***** PROVIDED DATA *****
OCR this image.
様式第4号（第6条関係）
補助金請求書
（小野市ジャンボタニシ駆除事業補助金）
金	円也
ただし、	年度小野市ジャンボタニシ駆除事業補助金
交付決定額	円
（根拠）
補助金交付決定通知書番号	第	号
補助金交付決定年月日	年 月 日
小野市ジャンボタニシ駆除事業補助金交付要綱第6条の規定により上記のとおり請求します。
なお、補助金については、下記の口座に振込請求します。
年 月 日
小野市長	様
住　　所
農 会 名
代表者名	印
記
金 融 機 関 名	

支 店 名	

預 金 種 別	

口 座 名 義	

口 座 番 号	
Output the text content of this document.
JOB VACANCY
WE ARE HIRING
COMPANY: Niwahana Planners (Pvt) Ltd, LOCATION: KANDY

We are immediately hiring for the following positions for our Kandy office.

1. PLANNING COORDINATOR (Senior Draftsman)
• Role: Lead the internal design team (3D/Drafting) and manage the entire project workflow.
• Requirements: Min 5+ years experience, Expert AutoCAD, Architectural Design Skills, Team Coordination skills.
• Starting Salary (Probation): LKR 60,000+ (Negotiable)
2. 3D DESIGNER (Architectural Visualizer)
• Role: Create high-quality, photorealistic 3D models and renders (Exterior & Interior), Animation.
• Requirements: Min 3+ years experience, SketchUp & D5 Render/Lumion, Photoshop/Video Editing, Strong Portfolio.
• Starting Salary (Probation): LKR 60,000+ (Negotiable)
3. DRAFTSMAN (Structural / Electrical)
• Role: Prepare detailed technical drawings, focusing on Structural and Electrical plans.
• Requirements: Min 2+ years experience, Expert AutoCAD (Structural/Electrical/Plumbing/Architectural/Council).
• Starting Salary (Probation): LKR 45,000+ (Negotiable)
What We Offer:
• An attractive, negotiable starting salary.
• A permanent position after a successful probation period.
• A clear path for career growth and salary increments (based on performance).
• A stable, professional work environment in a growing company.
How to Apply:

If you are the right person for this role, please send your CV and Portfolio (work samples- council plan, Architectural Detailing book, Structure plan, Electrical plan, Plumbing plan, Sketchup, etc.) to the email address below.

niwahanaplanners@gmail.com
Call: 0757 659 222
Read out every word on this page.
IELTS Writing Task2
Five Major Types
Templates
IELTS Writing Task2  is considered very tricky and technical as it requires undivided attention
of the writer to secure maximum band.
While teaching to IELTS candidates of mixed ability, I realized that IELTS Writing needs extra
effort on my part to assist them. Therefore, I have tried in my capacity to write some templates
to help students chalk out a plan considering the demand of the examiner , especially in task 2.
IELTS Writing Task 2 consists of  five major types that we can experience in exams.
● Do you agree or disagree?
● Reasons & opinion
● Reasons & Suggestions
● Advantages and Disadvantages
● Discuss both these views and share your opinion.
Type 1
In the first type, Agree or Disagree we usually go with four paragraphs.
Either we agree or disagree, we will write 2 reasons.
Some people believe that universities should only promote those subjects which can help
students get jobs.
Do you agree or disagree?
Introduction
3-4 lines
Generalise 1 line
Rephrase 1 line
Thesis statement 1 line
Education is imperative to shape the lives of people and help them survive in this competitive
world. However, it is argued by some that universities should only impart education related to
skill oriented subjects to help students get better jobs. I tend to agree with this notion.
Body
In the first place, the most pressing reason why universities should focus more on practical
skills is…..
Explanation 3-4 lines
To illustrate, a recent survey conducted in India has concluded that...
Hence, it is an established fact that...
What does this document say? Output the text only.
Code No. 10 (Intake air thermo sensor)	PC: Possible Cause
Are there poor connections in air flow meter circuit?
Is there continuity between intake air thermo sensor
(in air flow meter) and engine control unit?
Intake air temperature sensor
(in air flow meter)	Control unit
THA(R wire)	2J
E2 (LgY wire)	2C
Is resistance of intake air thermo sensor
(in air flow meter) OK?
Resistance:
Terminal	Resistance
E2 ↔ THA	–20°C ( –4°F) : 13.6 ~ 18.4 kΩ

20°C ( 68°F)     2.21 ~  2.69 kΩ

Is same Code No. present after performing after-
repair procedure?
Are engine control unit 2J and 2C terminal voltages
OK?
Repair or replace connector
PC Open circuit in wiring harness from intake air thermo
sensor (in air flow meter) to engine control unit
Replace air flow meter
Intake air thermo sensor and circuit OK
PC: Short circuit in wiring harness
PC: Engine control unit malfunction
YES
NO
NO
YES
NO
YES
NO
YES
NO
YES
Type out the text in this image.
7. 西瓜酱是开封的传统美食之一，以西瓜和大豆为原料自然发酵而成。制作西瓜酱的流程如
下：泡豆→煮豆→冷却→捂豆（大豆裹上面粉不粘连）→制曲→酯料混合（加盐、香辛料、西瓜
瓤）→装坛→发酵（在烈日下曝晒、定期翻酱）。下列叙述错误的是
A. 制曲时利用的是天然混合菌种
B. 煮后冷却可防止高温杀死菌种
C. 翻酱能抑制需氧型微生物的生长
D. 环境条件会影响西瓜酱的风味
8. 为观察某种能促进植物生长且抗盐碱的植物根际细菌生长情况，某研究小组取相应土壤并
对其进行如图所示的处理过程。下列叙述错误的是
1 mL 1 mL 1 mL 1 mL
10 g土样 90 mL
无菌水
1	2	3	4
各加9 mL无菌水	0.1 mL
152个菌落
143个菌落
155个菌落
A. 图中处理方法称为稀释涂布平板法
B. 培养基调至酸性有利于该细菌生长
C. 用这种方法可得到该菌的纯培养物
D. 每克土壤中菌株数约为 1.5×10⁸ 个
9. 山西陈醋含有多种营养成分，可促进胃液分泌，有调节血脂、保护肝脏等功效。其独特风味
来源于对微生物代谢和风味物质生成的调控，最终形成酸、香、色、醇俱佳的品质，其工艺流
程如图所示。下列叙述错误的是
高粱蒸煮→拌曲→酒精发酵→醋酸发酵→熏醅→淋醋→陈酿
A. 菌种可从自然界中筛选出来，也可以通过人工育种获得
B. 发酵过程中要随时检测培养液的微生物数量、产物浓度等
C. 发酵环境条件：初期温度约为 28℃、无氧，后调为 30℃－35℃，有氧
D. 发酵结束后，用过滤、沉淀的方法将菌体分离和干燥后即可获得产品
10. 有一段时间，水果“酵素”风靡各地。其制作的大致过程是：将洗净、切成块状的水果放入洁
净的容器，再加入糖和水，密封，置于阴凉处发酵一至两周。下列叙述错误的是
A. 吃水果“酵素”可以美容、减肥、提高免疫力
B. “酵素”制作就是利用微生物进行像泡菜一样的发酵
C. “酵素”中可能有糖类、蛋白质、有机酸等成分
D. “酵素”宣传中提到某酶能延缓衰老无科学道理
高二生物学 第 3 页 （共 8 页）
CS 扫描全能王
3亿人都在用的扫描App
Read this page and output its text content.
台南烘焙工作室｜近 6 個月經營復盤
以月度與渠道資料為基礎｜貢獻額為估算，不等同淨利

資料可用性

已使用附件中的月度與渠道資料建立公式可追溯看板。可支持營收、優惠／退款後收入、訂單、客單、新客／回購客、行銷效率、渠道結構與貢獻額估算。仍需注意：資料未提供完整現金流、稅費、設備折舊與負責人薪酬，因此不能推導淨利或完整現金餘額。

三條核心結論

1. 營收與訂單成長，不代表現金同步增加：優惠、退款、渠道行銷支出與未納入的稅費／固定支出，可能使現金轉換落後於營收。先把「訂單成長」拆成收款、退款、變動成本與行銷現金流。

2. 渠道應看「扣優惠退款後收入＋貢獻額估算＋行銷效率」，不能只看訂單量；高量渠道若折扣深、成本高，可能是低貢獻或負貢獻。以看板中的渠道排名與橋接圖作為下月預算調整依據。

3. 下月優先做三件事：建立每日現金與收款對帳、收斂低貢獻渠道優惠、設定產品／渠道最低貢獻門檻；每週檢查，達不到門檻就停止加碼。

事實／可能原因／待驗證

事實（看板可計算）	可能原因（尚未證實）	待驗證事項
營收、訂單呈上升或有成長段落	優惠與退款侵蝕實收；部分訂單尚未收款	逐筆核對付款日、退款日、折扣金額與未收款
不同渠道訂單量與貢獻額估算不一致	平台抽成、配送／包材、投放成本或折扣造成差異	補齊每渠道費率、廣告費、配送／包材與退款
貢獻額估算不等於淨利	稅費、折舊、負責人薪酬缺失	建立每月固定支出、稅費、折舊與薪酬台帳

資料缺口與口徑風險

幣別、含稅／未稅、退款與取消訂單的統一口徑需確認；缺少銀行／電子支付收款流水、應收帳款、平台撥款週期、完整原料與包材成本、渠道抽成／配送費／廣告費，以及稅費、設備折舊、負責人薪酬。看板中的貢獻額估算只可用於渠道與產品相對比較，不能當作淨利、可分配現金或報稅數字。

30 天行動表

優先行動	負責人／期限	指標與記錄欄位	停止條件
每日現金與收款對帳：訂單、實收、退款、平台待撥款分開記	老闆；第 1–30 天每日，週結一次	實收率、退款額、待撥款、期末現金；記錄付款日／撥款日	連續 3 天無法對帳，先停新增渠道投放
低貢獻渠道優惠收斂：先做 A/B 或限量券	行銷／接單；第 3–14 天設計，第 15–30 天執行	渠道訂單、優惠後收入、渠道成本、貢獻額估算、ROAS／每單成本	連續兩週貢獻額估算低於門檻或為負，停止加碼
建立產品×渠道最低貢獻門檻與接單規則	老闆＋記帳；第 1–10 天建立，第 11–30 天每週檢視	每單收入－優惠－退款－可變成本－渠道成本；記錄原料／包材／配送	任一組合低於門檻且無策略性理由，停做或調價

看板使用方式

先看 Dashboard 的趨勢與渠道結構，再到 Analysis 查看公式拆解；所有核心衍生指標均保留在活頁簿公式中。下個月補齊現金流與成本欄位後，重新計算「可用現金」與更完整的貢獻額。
*****
WHAT IS REQUIRED — Show every line from the listing above in which the string "experience" appears.

TASK SOLUTION —
• Requirements: Min 5+ years experience, Expert AutoCAD, Architectural Design Skills, Team Coordination skills.
• Requirements: Min 3+ years experience, SketchUp & D5 Render/Lumion, Photoshop/Video Editing, Strong Portfolio.
• Requirements: Min 2+ years experience, Expert AutoCAD (Structural/Electrical/Plumbing/Architectural/Council).
IELTS Writing Task 2 consists of  five major types that we can experience in exams.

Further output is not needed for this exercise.